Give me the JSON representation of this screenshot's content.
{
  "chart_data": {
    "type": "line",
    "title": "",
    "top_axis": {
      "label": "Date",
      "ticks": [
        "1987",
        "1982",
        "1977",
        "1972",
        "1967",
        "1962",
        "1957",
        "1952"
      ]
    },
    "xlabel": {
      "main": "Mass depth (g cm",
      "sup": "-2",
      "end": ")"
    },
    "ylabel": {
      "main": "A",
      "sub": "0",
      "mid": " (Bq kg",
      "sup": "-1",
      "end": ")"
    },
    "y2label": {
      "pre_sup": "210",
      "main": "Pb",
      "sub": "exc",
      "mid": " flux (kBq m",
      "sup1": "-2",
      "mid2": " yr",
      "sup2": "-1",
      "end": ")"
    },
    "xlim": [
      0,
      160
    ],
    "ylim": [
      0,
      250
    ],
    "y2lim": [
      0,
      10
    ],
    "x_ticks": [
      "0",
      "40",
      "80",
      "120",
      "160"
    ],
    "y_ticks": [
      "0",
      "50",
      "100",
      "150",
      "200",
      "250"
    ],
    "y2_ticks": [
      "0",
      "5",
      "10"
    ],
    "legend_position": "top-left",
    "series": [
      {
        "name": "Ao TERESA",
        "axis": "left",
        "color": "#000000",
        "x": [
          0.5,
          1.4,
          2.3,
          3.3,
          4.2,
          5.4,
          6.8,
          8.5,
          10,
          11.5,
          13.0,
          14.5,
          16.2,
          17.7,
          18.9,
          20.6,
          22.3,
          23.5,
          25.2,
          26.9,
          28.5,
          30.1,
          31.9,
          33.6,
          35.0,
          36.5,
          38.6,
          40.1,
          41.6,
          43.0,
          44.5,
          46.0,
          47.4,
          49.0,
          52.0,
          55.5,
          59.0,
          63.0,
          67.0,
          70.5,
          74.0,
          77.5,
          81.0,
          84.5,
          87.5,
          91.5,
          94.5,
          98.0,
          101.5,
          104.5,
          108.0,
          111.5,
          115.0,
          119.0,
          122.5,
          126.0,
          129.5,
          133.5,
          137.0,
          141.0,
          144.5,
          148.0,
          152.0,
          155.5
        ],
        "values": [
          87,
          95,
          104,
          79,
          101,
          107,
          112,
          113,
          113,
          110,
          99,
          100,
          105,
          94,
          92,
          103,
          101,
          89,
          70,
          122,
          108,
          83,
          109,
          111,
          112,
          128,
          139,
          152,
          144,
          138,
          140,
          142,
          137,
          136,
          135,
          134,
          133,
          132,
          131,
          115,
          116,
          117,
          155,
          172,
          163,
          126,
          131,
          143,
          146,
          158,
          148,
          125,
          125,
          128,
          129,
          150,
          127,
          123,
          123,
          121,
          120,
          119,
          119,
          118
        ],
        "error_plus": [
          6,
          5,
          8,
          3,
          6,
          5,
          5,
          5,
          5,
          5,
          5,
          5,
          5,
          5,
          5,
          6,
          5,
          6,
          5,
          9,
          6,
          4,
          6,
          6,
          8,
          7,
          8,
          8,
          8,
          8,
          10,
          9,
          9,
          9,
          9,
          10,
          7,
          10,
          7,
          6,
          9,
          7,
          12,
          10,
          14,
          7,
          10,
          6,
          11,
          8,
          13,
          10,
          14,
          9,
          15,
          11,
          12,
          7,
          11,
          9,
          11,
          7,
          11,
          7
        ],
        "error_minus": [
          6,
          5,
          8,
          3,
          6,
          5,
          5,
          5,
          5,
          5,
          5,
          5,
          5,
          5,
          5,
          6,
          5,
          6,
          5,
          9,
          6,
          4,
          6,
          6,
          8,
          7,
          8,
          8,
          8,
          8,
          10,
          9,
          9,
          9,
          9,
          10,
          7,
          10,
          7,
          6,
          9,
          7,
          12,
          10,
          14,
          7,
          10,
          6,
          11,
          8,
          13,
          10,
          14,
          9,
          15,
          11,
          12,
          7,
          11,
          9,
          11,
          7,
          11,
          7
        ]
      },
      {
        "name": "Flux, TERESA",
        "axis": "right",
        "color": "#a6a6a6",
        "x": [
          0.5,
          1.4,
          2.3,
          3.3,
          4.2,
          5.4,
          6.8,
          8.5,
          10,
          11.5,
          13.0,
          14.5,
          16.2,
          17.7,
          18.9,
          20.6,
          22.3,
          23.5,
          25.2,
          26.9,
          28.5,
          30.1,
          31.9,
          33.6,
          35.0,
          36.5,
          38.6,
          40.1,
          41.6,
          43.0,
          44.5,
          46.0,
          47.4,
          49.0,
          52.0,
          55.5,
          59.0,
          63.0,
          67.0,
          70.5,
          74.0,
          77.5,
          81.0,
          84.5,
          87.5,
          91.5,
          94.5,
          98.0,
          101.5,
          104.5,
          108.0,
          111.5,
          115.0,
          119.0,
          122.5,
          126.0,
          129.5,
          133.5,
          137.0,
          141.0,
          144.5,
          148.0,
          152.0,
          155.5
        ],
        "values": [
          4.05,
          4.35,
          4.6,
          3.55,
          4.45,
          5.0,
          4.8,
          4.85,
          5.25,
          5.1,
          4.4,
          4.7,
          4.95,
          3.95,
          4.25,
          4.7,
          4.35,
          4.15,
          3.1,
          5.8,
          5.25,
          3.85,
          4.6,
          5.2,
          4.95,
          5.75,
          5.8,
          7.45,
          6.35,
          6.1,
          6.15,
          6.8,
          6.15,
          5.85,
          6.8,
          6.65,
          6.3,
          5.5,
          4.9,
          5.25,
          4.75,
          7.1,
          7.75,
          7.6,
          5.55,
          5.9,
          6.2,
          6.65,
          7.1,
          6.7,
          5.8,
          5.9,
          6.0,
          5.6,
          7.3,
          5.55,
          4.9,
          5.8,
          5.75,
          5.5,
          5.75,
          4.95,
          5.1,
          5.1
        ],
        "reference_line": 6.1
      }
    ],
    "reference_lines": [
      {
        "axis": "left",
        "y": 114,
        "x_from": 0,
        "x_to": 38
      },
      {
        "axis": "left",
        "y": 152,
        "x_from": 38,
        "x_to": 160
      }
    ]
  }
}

• [PROBLEM TO SOLVE]: Give back the whole listing, word for word.

• [FINISHED TASK]:
Give me the JSON representation of this screenshot's content.
{
  "chart_data": {
    "type": "line",
    "title": "",
    "top_axis": {
      "label": "Date",
      "ticks": [
        "1987",
        "1982",
        "1977",
        "1972",
        "1967",
        "1962",
        "1957",
        "1952"
      ]
    },
    "xlabel": {
      "main": "Mass depth (g cm",
      "sup": "-2",
      "end": ")"
    },
    "ylabel": {
      "main": "A",
      "sub": "0",
      "mid": " (Bq kg",
      "sup": "-1",
      "end": ")"
    },
    "y2label": {
      "pre_sup": "210",
      "main": "Pb",
      "sub": "exc",
      "mid": " flux (kBq m",
      "sup1": "-2",
      "mid2": " yr",
      "sup2": "-1",
      "end": ")"
    },
    "xlim": [
      0,
      160
    ],
    "ylim": [
      0,
      250
    ],
    "y2lim": [
      0,
      10
    ],
    "x_ticks": [
      "0",
      "40",
      "80",
      "120",
      "160"
    ],
    "y_ticks": [
      "0",
      "50",
      "100",
      "150",
      "200",
      "250"
    ],
    "y2_ticks": [
      "0",
      "5",
      "10"
    ],
    "legend_position": "top-left",
    "series": [
      {
        "name": "Ao TERESA",
        "axis": "left",
        "color": "#000000",
        "x": [
          0.5,
          1.4,
          2.3,
          3.3,
          4.2,
          5.4,
          6.8,
          8.5,
          10,
          11.5,
          13.0,
          14.5,
          16.2,
          17.7,
          18.9,
          20.6,
          22.3,
          23.5,
          25.2,
          26.9,
          28.5,
          30.1,
          31.9,
          33.6,
          35.0,
          36.5,
          38.6,
          40.1,
          41.6,
          43.0,
          44.5,
          46.0,
          47.4,
          49.0,
          52.0,
          55.5,
          59.0,
          63.0,
          67.0,
          70.5,
          74.0,
          77.5,
          81.0,
          84.5,
          87.5,
          91.5,
          94.5,
          98.0,
          101.5,
          104.5,
          108.0,
          111.5,
          115.0,
          119.0,
          122.5,
          126.0,
          129.5,
          133.5,
          137.0,
          141.0,
          144.5,
          148.0,
          152.0,
          155.5
        ],
        "values": [
          87,
          95,
          104,
          79,
          101,
          107,
          112,
          113,
          113,
          110,
          99,
          100,
          105,
          94,
          92,
          103,
          101,
          89,
          70,
          122,
          108,
          83,
          109,
          111,
          112,
          128,
          139,
          152,
          144,
          138,
          140,
          142,
          137,
          136,
          135,
          134,
          133,
          132,
          131,
          115,
          116,
          117,
          155,
          172,
          163,
          126,
          131,
          143,
          146,
          158,
          148,
          125,
          125,
          128,
          129,
          150,
          127,
          123,
          123,
          121,
          120,
          119,
          119,
          118
        ],
        "error_plus": [
          6,
          5,
          8,
          3,
          6,
          5,
          5,
          5,
          5,
          5,
          5,
          5,
          5,
          5,
          5,
          6,
          5,
          6,
          5,
          9,
          6,
          4,
          6,
          6,
          8,
          7,
          8,
          8,
          8,
          8,
          10,
          9,
          9,
          9,
          9,
          10,
          7,
          10,
          7,
          6,
          9,
          7,
          12,
          10,
          14,
          7,
          10,
          6,
          11,
          8,
          13,
          10,
          14,
          9,
          15,
          11,
          12,
          7,
          11,
          9,
          11,
          7,
          11,
          7
        ],
        "error_minus": [
          6,
          5,
          8,
          3,
          6,
          5,
          5,
          5,
          5,
          5,
          5,
          5,
          5,
          5,
          5,
          6,
          5,
          6,
          5,
          9,
          6,
          4,
          6,
          6,
          8,
          7,
          8,
          8,
          8,
          8,
          10,
          9,
          9,
          9,
          9,
          10,
          7,
          10,
          7,
          6,
          9,
          7,
          12,
          10,
          14,
          7,
          10,
          6,
          11,
          8,
          13,
          10,
          14,
          9,
          15,
          11,
          12,
          7,
          11,
          9,
          11,
          7,
          11,
          7
        ]
      },
      {
        "name": "Flux, TERESA",
        "axis": "right",
        "color": "#a6a6a6",
        "x": [
          0.5,
          1.4,
          2.3,
          3.3,
          4.2,
          5.4,
          6.8,
          8.5,
          10,
          11.5,
          13.0,
          14.5,
          16.2,
          17.7,
          18.9,
          20.6,
          22.3,
          23.5,
          25.2,
          26.9,
          28.5,
          30.1,
          31.9,
          33.6,
          35.0,
          36.5,
          38.6,
          40.1,
          41.6,
          43.0,
          44.5,
          46.0,
          47.4,
          49.0,
          52.0,
          55.5,
          59.0,
          63.0,
          67.0,
          70.5,
          74.0,
          77.5,
          81.0,
          84.5,
          87.5,
          91.5,
          94.5,
          98.0,
          101.5,
          104.5,
          108.0,
          111.5,
          115.0,
          119.0,
          122.5,
          126.0,
          129.5,
          133.5,
          137.0,
          141.0,
          144.5,
          148.0,
          152.0,
          155.5
        ],
        "values": [
          4.05,
          4.35,
          4.6,
          3.55,
          4.45,
          5.0,
          4.8,
          4.85,
          5.25,
          5.1,
          4.4,
          4.7,
          4.95,
          3.95,
          4.25,
          4.7,
          4.35,
          4.15,
          3.1,
          5.8,
          5.25,
          3.85,
          4.6,
          5.2,
          4.95,
          5.75,
          5.8,
          7.45,
          6.35,
          6.1,
          6.15,
          6.8,
          6.15,
          5.85,
          6.8,
          6.65,
          6.3,
          5.5,
          4.9,
          5.25,
          4.75,
          7.1,
          7.75,
          7.6,
          5.55,
          5.9,
          6.2,
          6.65,
          7.1,
          6.7,
          5.8,
          5.9,
          6.0,
          5.6,
          7.3,
          5.55,
          4.9,
          5.8,
          5.75,
          5.5,
          5.75,
          4.95,
          5.1,
          5.1
        ],
        "reference_line": 6.1
      }
    ],
    "reference_lines": [
      {
        "axis": "left",
        "y": 114,
        "x_from": 0,
        "x_to": 38
      },
      {
        "axis": "left",
        "y": 152,
        "x_from": 38,
        "x_to": 160
      }
    ]
  }
}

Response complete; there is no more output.